Single out each line with the word "icon" and copy it.
· · · · · · ·
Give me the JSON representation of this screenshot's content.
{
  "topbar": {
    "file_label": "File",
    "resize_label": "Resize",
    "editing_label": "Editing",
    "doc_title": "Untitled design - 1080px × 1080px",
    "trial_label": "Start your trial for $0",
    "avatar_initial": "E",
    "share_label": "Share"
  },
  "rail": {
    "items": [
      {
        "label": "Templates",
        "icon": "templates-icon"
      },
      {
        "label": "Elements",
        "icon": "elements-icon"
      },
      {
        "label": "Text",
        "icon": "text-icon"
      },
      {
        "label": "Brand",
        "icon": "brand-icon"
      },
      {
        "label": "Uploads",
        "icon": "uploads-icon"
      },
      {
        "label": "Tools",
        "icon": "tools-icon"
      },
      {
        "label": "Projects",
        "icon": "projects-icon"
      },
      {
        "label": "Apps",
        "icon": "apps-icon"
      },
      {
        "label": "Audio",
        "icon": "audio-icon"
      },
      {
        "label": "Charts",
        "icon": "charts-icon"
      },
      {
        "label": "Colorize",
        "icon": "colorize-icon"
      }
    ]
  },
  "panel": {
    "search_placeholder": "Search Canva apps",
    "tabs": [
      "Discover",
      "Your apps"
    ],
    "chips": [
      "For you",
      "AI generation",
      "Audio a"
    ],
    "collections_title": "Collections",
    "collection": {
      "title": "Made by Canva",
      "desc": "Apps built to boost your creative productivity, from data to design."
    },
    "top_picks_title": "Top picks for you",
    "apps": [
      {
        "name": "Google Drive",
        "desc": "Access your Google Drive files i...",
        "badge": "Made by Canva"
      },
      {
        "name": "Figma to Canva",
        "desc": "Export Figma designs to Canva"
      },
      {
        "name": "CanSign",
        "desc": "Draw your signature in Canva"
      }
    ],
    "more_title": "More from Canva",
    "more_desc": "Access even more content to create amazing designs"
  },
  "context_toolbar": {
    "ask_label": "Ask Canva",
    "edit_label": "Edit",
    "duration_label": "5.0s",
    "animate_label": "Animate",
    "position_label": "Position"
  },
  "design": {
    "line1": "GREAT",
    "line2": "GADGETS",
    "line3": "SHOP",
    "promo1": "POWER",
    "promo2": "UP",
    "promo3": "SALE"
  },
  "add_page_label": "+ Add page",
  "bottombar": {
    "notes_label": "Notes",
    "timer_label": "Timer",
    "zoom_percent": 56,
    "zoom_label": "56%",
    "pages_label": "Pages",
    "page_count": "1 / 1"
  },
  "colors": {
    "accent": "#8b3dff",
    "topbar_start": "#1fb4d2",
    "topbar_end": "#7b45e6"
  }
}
· · · · · · ·
**TASK ANSWER**
        "icon": "templates-icon"
        "icon": "elements-icon"
        "icon": "text-icon"
        "icon": "brand-icon"
        "icon": "uploads-icon"
        "icon": "tools-icon"
        "icon": "projects-icon"
        "icon": "apps-icon"
        "icon": "audio-icon"
        "icon": "charts-icon"
        "icon": "colorize-icon"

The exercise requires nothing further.